*Work to be completed*
Collect all the lines that mention the word "Haus".

'''

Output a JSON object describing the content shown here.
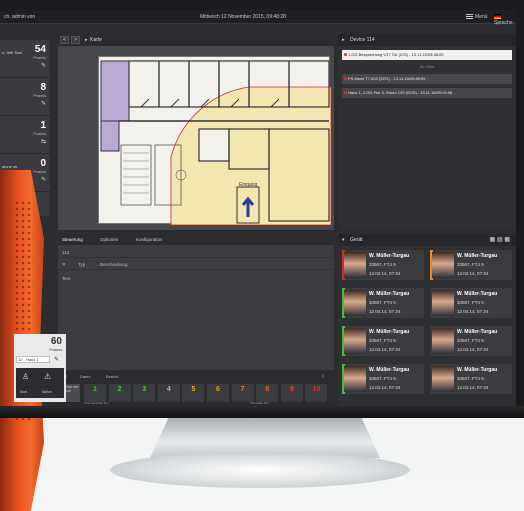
{
  "topbar": {
    "user": "ch, admin von",
    "clock": "Mittwoch 12 November 2015, 09:48:28",
    "menu_label": "Menü",
    "lang_label": "Sprache"
  },
  "leftcol": {
    "counters": [
      {
        "label": "n, 3rth Tact",
        "value": "54",
        "sub": "Prozess",
        "icon": "pen-icon"
      },
      {
        "label": "",
        "value": "8",
        "sub": "Prozess",
        "icon": "pen-icon"
      },
      {
        "label": "",
        "value": "1",
        "sub": "Prozess",
        "icon": "pen-icon"
      },
      {
        "label": "alone ok",
        "value": "0",
        "sub": "Prozess",
        "icon": "pen-icon"
      }
    ]
  },
  "map": {
    "title": "Karte",
    "nav_prev": "<",
    "nav_next": ">",
    "entrance_label": "Eingang"
  },
  "events": {
    "title": "Device 114",
    "alerts": [
      "1.OG Besprechung V37 Tür (ICS) - 13.11.15/09:48:20",
      "PS-Hand T7.003 (SOS) - 13.11.15/09:45:09",
      "Haus 1, 1.OG Flur 5, Raum 120 (SOS) - 13.11.15/09:03:06"
    ],
    "divider": "Ab Stille"
  },
  "list": {
    "tabs": [
      "Steuerung",
      "Optionen",
      "Konfiguration"
    ],
    "id": "114",
    "columns": [
      "Typ",
      "Beschreibung"
    ],
    "first": "Text"
  },
  "widget": {
    "value": "60",
    "label": "Prozess",
    "select": "12 - Haus 1",
    "btn1": "Eintr.",
    "btn2": "Aktion"
  },
  "prio": {
    "top_left": "Daten",
    "top_mid": "Bericht",
    "header": "Sender mit Schuh",
    "sub_left": "Automatischer Ruf",
    "sub_right": "Manueller Ruf",
    "buttons": [
      {
        "n": "1",
        "color": "#4cbf3a"
      },
      {
        "n": "2",
        "color": "#4cbf3a"
      },
      {
        "n": "3",
        "color": "#66c43a"
      },
      {
        "n": "4",
        "color": "#b8c93a"
      },
      {
        "n": "5",
        "color": "#e0b52a"
      },
      {
        "n": "6",
        "color": "#e0a52a"
      },
      {
        "n": "7",
        "color": "#e08a2a"
      },
      {
        "n": "8",
        "color": "#e07028"
      },
      {
        "n": "9",
        "color": "#e04a28"
      },
      {
        "n": "10",
        "color": "#e03026"
      }
    ]
  },
  "staff": {
    "title": "Gerät",
    "cards": [
      {
        "name": "W. Müller-Turgau",
        "l2": "33567, FT4 9",
        "l3": "12.04.14, 07:34",
        "stripe": "#d62b2b"
      },
      {
        "name": "W. Müller-Turgau",
        "l2": "33567, FT4 9",
        "l3": "12.04.14, 07:34",
        "stripe": "#f08a1e"
      },
      {
        "name": "W. Müller-Turgau",
        "l2": "33567, FT4 9",
        "l3": "12.04.14, 07:34",
        "stripe": "#4cbf3a"
      },
      {
        "name": "W. Müller-Turgau",
        "l2": "33567, FT4 9",
        "l3": "12.04.14, 07:34",
        "stripe": "#3b3c40"
      },
      {
        "name": "W. Müller-Turgau",
        "l2": "33567, FT4 9",
        "l3": "12.04.14, 07:34",
        "stripe": "#4cbf3a"
      },
      {
        "name": "W. Müller-Turgau",
        "l2": "33567, FT4 9",
        "l3": "12.04.14, 07:34",
        "stripe": "#3b3c40"
      },
      {
        "name": "W. Müller-Turgau",
        "l2": "33567, FT4 9",
        "l3": "12.04.14, 07:34",
        "stripe": "#4cbf3a"
      },
      {
        "name": "W. Müller-Turgau",
        "l2": "33567, FT4 9",
        "l3": "12.04.14, 07:34",
        "stripe": "#3b3c40"
      }
    ]
  }
}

'''

*Solution to the problem*
      "Haus 1, 1.OG Flur 5, Raum 120 (SOS) - 13.11.15/09:03:06"
    "select": "12 - Haus 1",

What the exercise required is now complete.